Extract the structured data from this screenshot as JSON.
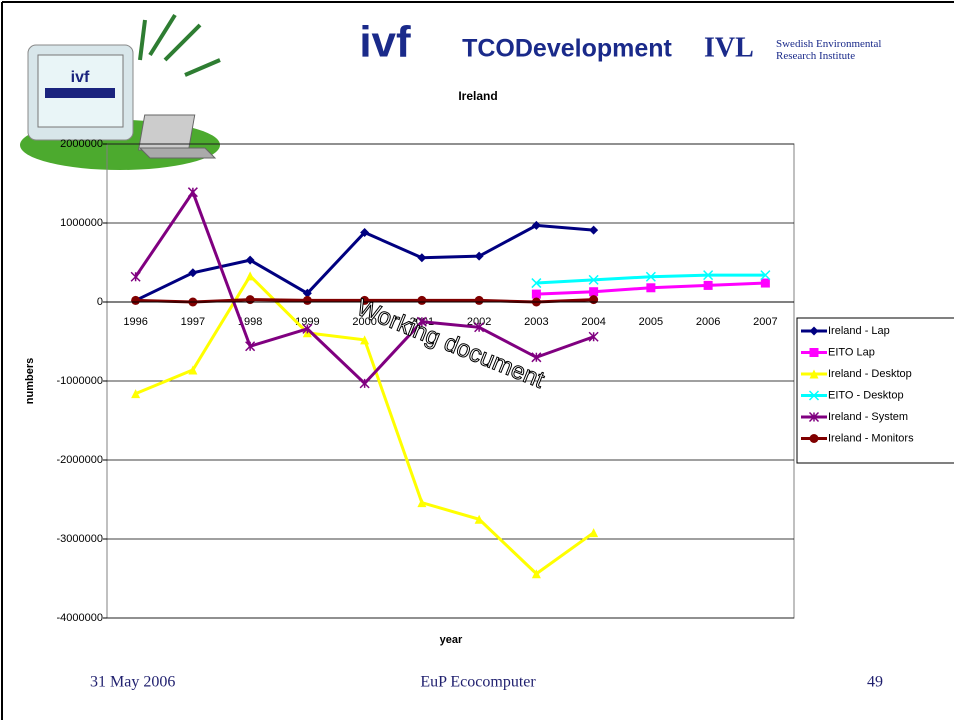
{
  "logos": {
    "ivf": "ivf",
    "tco": "TCODevelopment",
    "ivl": "IVL",
    "ivl_name": "Swedish Environmental Research Institute"
  },
  "chart_data": {
    "type": "line",
    "title": "Ireland",
    "x_label": "year",
    "y_label": "numbers",
    "categories": [
      "1996",
      "1997",
      "1998",
      "1999",
      "2000",
      "2001",
      "2002",
      "2003",
      "2004",
      "2005",
      "2006",
      "2007"
    ],
    "ylim": [
      -4000000,
      2000000
    ],
    "yticks": [
      -4000000,
      -3000000,
      -2000000,
      -1000000,
      0,
      1000000,
      2000000
    ],
    "grid": true,
    "series": [
      {
        "name": "Ireland - Lap",
        "color": "#000080",
        "marker": "diamond",
        "values": [
          20000,
          370000,
          530000,
          110000,
          880000,
          560000,
          580000,
          970000,
          910000,
          null,
          null,
          null
        ]
      },
      {
        "name": "EITO Lap",
        "color": "#ff00ff",
        "marker": "square",
        "values": [
          null,
          null,
          null,
          null,
          null,
          null,
          null,
          100000,
          130000,
          180000,
          210000,
          240000
        ]
      },
      {
        "name": "Ireland - Desktop",
        "color": "#ffff00",
        "marker": "triangle",
        "values": [
          -1160000,
          -860000,
          330000,
          -390000,
          -480000,
          -2540000,
          -2750000,
          -3440000,
          -2920000,
          null,
          null,
          null
        ]
      },
      {
        "name": "EITO - Desktop",
        "color": "#00ffff",
        "marker": "x",
        "values": [
          null,
          null,
          null,
          null,
          null,
          null,
          null,
          240000,
          280000,
          320000,
          340000,
          340000
        ]
      },
      {
        "name": "Ireland - System",
        "color": "#800080",
        "marker": "star",
        "values": [
          320000,
          1390000,
          -560000,
          -340000,
          -1030000,
          -250000,
          -320000,
          -700000,
          -440000,
          null,
          null,
          null
        ]
      },
      {
        "name": "Ireland - Monitors",
        "color": "#800000",
        "marker": "circle",
        "values": [
          20000,
          0,
          30000,
          20000,
          20000,
          20000,
          20000,
          0,
          30000,
          null,
          null,
          null
        ]
      }
    ],
    "legend": "right",
    "watermark": "Working document"
  },
  "footer": {
    "date": "31 May 2006",
    "title": "EuP Ecocomputer",
    "page": "49"
  }
}
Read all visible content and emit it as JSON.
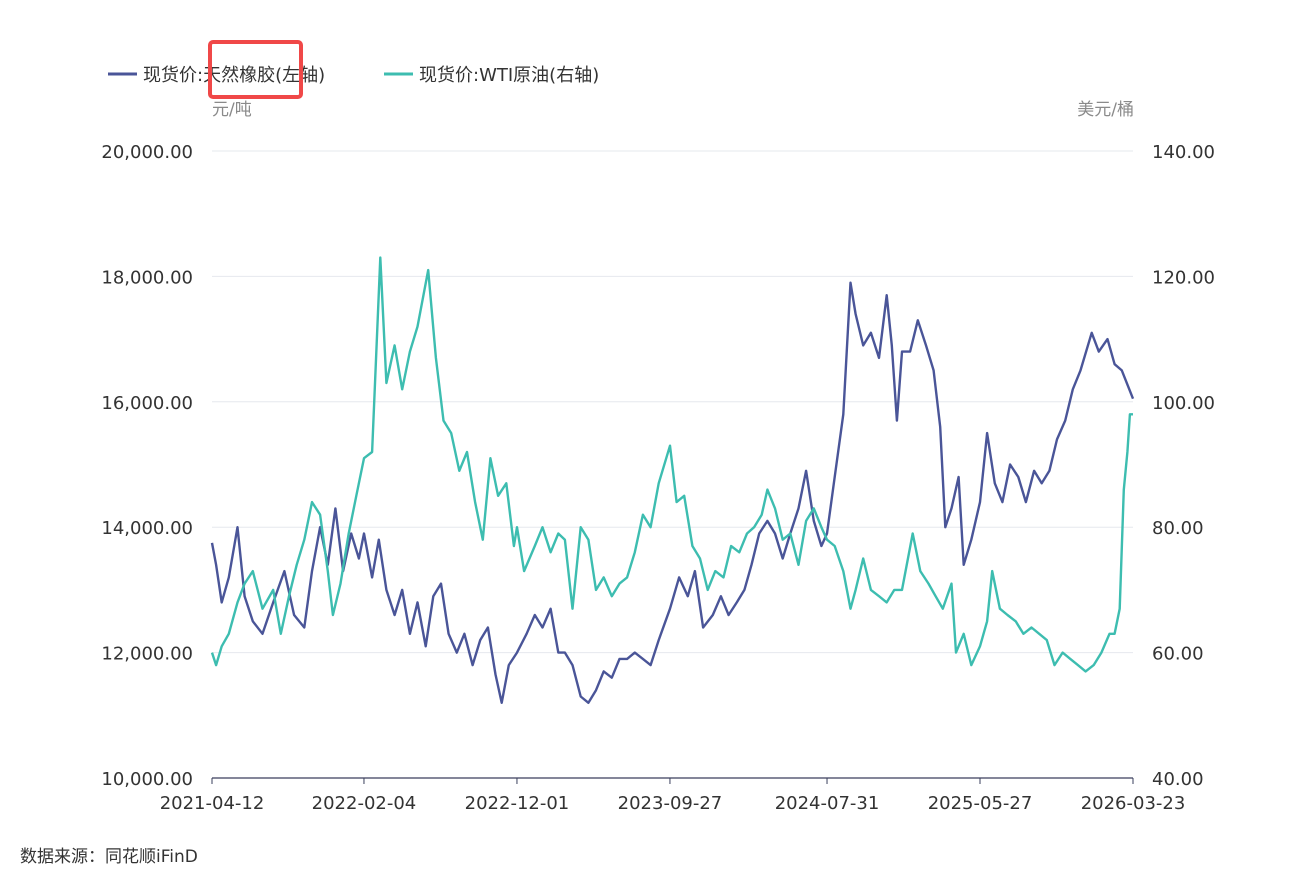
{
  "chart_data": {
    "type": "line",
    "legend": {
      "placement": "top-left",
      "items": [
        {
          "label": "现货价:天然橡胶(左轴)",
          "color": "#4a5598"
        },
        {
          "label": "现货价:WTI原油(右轴)",
          "color": "#3dbdb0"
        }
      ]
    },
    "highlight_color": "#f04848",
    "left_axis": {
      "unit": "元/吨",
      "ylim": [
        10000,
        20000
      ],
      "ticks": [
        "10,000.00",
        "12,000.00",
        "14,000.00",
        "16,000.00",
        "18,000.00",
        "20,000.00"
      ]
    },
    "right_axis": {
      "unit": "美元/桶",
      "ylim": [
        40,
        140
      ],
      "ticks": [
        "40.00",
        "60.00",
        "80.00",
        "100.00",
        "120.00",
        "140.00"
      ]
    },
    "x_ticks": [
      "2021-04-12",
      "2022-02-04",
      "2022-12-01",
      "2023-09-27",
      "2024-07-31",
      "2025-05-27",
      "2026-03-23"
    ],
    "grid": true,
    "series": [
      {
        "name": "现货价:天然橡胶(左轴)",
        "axis": "left",
        "color": "#4a5598",
        "points": [
          [
            "2021-04-12",
            13750
          ],
          [
            "2021-04-20",
            13400
          ],
          [
            "2021-05-01",
            12800
          ],
          [
            "2021-05-15",
            13200
          ],
          [
            "2021-06-01",
            14000
          ],
          [
            "2021-06-15",
            12900
          ],
          [
            "2021-07-01",
            12500
          ],
          [
            "2021-07-20",
            12300
          ],
          [
            "2021-08-10",
            12800
          ],
          [
            "2021-09-01",
            13300
          ],
          [
            "2021-09-20",
            12600
          ],
          [
            "2021-10-10",
            12400
          ],
          [
            "2021-10-25",
            13300
          ],
          [
            "2021-11-10",
            14000
          ],
          [
            "2021-11-25",
            13400
          ],
          [
            "2021-12-10",
            14300
          ],
          [
            "2021-12-25",
            13300
          ],
          [
            "2022-01-10",
            13900
          ],
          [
            "2022-01-25",
            13500
          ],
          [
            "2022-02-04",
            13900
          ],
          [
            "2022-02-20",
            13200
          ],
          [
            "2022-03-05",
            13800
          ],
          [
            "2022-03-20",
            13000
          ],
          [
            "2022-04-05",
            12600
          ],
          [
            "2022-04-20",
            13000
          ],
          [
            "2022-05-05",
            12300
          ],
          [
            "2022-05-20",
            12800
          ],
          [
            "2022-06-05",
            12100
          ],
          [
            "2022-06-20",
            12900
          ],
          [
            "2022-07-05",
            13100
          ],
          [
            "2022-07-20",
            12300
          ],
          [
            "2022-08-05",
            12000
          ],
          [
            "2022-08-20",
            12300
          ],
          [
            "2022-09-05",
            11800
          ],
          [
            "2022-09-20",
            12200
          ],
          [
            "2022-10-05",
            12400
          ],
          [
            "2022-10-20",
            11650
          ],
          [
            "2022-11-01",
            11200
          ],
          [
            "2022-11-15",
            11800
          ],
          [
            "2022-12-01",
            12000
          ],
          [
            "2022-12-20",
            12300
          ],
          [
            "2023-01-05",
            12600
          ],
          [
            "2023-01-20",
            12400
          ],
          [
            "2023-02-05",
            12700
          ],
          [
            "2023-02-20",
            12000
          ],
          [
            "2023-03-05",
            12000
          ],
          [
            "2023-03-20",
            11800
          ],
          [
            "2023-04-05",
            11300
          ],
          [
            "2023-04-20",
            11200
          ],
          [
            "2023-05-05",
            11400
          ],
          [
            "2023-05-20",
            11700
          ],
          [
            "2023-06-05",
            11600
          ],
          [
            "2023-06-20",
            11900
          ],
          [
            "2023-07-05",
            11900
          ],
          [
            "2023-07-20",
            12000
          ],
          [
            "2023-08-05",
            11900
          ],
          [
            "2023-08-20",
            11800
          ],
          [
            "2023-09-05",
            12200
          ],
          [
            "2023-09-27",
            12700
          ],
          [
            "2023-10-15",
            13200
          ],
          [
            "2023-11-01",
            12900
          ],
          [
            "2023-11-15",
            13300
          ],
          [
            "2023-12-01",
            12400
          ],
          [
            "2023-12-20",
            12600
          ],
          [
            "2024-01-05",
            12900
          ],
          [
            "2024-01-20",
            12600
          ],
          [
            "2024-02-05",
            12800
          ],
          [
            "2024-02-20",
            13000
          ],
          [
            "2024-03-05",
            13400
          ],
          [
            "2024-03-20",
            13900
          ],
          [
            "2024-04-05",
            14100
          ],
          [
            "2024-04-20",
            13900
          ],
          [
            "2024-05-05",
            13500
          ],
          [
            "2024-05-20",
            13900
          ],
          [
            "2024-06-05",
            14300
          ],
          [
            "2024-06-20",
            14900
          ],
          [
            "2024-07-05",
            14100
          ],
          [
            "2024-07-20",
            13700
          ],
          [
            "2024-07-31",
            13900
          ],
          [
            "2024-08-15",
            14800
          ],
          [
            "2024-09-01",
            15800
          ],
          [
            "2024-09-15",
            17900
          ],
          [
            "2024-09-25",
            17400
          ],
          [
            "2024-10-10",
            16900
          ],
          [
            "2024-10-25",
            17100
          ],
          [
            "2024-11-10",
            16700
          ],
          [
            "2024-11-25",
            17700
          ],
          [
            "2024-12-05",
            16900
          ],
          [
            "2024-12-15",
            15700
          ],
          [
            "2024-12-25",
            16800
          ],
          [
            "2025-01-10",
            16800
          ],
          [
            "2025-01-25",
            17300
          ],
          [
            "2025-02-10",
            16900
          ],
          [
            "2025-02-25",
            16500
          ],
          [
            "2025-03-10",
            15600
          ],
          [
            "2025-03-20",
            14000
          ],
          [
            "2025-04-01",
            14300
          ],
          [
            "2025-04-15",
            14800
          ],
          [
            "2025-04-25",
            13400
          ],
          [
            "2025-05-10",
            13800
          ],
          [
            "2025-05-27",
            14400
          ],
          [
            "2025-06-10",
            15500
          ],
          [
            "2025-06-25",
            14700
          ],
          [
            "2025-07-10",
            14400
          ],
          [
            "2025-07-25",
            15000
          ],
          [
            "2025-08-10",
            14800
          ],
          [
            "2025-08-25",
            14400
          ],
          [
            "2025-09-10",
            14900
          ],
          [
            "2025-09-25",
            14700
          ],
          [
            "2025-10-10",
            14900
          ],
          [
            "2025-10-25",
            15400
          ],
          [
            "2025-11-10",
            15700
          ],
          [
            "2025-11-25",
            16200
          ],
          [
            "2025-12-10",
            16500
          ],
          [
            "2026-01-01",
            17100
          ],
          [
            "2026-01-15",
            16800
          ],
          [
            "2026-02-01",
            17000
          ],
          [
            "2026-02-15",
            16600
          ],
          [
            "2026-03-01",
            16500
          ],
          [
            "2026-03-23",
            16050
          ]
        ]
      },
      {
        "name": "现货价:WTI原油(右轴)",
        "axis": "right",
        "color": "#3dbdb0",
        "points": [
          [
            "2021-04-12",
            60
          ],
          [
            "2021-04-20",
            58
          ],
          [
            "2021-05-01",
            61
          ],
          [
            "2021-05-15",
            63
          ],
          [
            "2021-06-01",
            68
          ],
          [
            "2021-06-15",
            71
          ],
          [
            "2021-07-01",
            73
          ],
          [
            "2021-07-20",
            67
          ],
          [
            "2021-08-10",
            70
          ],
          [
            "2021-08-25",
            63
          ],
          [
            "2021-09-10",
            69
          ],
          [
            "2021-09-25",
            74
          ],
          [
            "2021-10-10",
            78
          ],
          [
            "2021-10-25",
            84
          ],
          [
            "2021-11-10",
            82
          ],
          [
            "2021-11-25",
            73
          ],
          [
            "2021-12-05",
            66
          ],
          [
            "2021-12-20",
            71
          ],
          [
            "2022-01-05",
            79
          ],
          [
            "2022-01-20",
            85
          ],
          [
            "2022-02-04",
            91
          ],
          [
            "2022-02-20",
            92
          ],
          [
            "2022-03-08",
            123
          ],
          [
            "2022-03-20",
            103
          ],
          [
            "2022-04-05",
            109
          ],
          [
            "2022-04-20",
            102
          ],
          [
            "2022-05-05",
            108
          ],
          [
            "2022-05-20",
            112
          ],
          [
            "2022-06-10",
            121
          ],
          [
            "2022-06-25",
            107
          ],
          [
            "2022-07-10",
            97
          ],
          [
            "2022-07-25",
            95
          ],
          [
            "2022-08-10",
            89
          ],
          [
            "2022-08-25",
            92
          ],
          [
            "2022-09-10",
            84
          ],
          [
            "2022-09-25",
            78
          ],
          [
            "2022-10-10",
            91
          ],
          [
            "2022-10-25",
            85
          ],
          [
            "2022-11-10",
            87
          ],
          [
            "2022-11-25",
            77
          ],
          [
            "2022-12-01",
            80
          ],
          [
            "2022-12-15",
            73
          ],
          [
            "2023-01-05",
            77
          ],
          [
            "2023-01-20",
            80
          ],
          [
            "2023-02-05",
            76
          ],
          [
            "2023-02-20",
            79
          ],
          [
            "2023-03-05",
            78
          ],
          [
            "2023-03-20",
            67
          ],
          [
            "2023-04-05",
            80
          ],
          [
            "2023-04-20",
            78
          ],
          [
            "2023-05-05",
            70
          ],
          [
            "2023-05-20",
            72
          ],
          [
            "2023-06-05",
            69
          ],
          [
            "2023-06-20",
            71
          ],
          [
            "2023-07-05",
            72
          ],
          [
            "2023-07-20",
            76
          ],
          [
            "2023-08-05",
            82
          ],
          [
            "2023-08-20",
            80
          ],
          [
            "2023-09-05",
            87
          ],
          [
            "2023-09-27",
            93
          ],
          [
            "2023-10-10",
            84
          ],
          [
            "2023-10-25",
            85
          ],
          [
            "2023-11-10",
            77
          ],
          [
            "2023-11-25",
            75
          ],
          [
            "2023-12-10",
            70
          ],
          [
            "2023-12-25",
            73
          ],
          [
            "2024-01-10",
            72
          ],
          [
            "2024-01-25",
            77
          ],
          [
            "2024-02-10",
            76
          ],
          [
            "2024-02-25",
            79
          ],
          [
            "2024-03-10",
            80
          ],
          [
            "2024-03-25",
            82
          ],
          [
            "2024-04-05",
            86
          ],
          [
            "2024-04-20",
            83
          ],
          [
            "2024-05-05",
            78
          ],
          [
            "2024-05-20",
            79
          ],
          [
            "2024-06-05",
            74
          ],
          [
            "2024-06-20",
            81
          ],
          [
            "2024-07-05",
            83
          ],
          [
            "2024-07-20",
            80
          ],
          [
            "2024-07-31",
            78
          ],
          [
            "2024-08-15",
            77
          ],
          [
            "2024-09-01",
            73
          ],
          [
            "2024-09-15",
            67
          ],
          [
            "2024-09-25",
            70
          ],
          [
            "2024-10-10",
            75
          ],
          [
            "2024-10-25",
            70
          ],
          [
            "2024-11-10",
            69
          ],
          [
            "2024-11-25",
            68
          ],
          [
            "2024-12-10",
            70
          ],
          [
            "2024-12-25",
            70
          ],
          [
            "2025-01-15",
            79
          ],
          [
            "2025-01-30",
            73
          ],
          [
            "2025-02-15",
            71
          ],
          [
            "2025-03-01",
            69
          ],
          [
            "2025-03-15",
            67
          ],
          [
            "2025-04-01",
            71
          ],
          [
            "2025-04-10",
            60
          ],
          [
            "2025-04-25",
            63
          ],
          [
            "2025-05-10",
            58
          ],
          [
            "2025-05-27",
            61
          ],
          [
            "2025-06-10",
            65
          ],
          [
            "2025-06-20",
            73
          ],
          [
            "2025-07-05",
            67
          ],
          [
            "2025-07-20",
            66
          ],
          [
            "2025-08-05",
            65
          ],
          [
            "2025-08-20",
            63
          ],
          [
            "2025-09-05",
            64
          ],
          [
            "2025-09-20",
            63
          ],
          [
            "2025-10-05",
            62
          ],
          [
            "2025-10-20",
            58
          ],
          [
            "2025-11-05",
            60
          ],
          [
            "2025-11-20",
            59
          ],
          [
            "2025-12-05",
            58
          ],
          [
            "2025-12-20",
            57
          ],
          [
            "2026-01-05",
            58
          ],
          [
            "2026-01-20",
            60
          ],
          [
            "2026-02-05",
            63
          ],
          [
            "2026-02-15",
            63
          ],
          [
            "2026-02-25",
            67
          ],
          [
            "2026-03-05",
            86
          ],
          [
            "2026-03-12",
            92
          ],
          [
            "2026-03-17",
            98
          ],
          [
            "2026-03-23",
            98
          ]
        ]
      }
    ]
  },
  "source": "数据来源：同花顺iFinD"
}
========================================================================
• _Exercise instructions_: Copy each line of the listing that contains the string "JSON".

• _Reply to the exercise_:
Extract the structured data from this screenshot as JSON.
Read all visible content and emit it as JSON.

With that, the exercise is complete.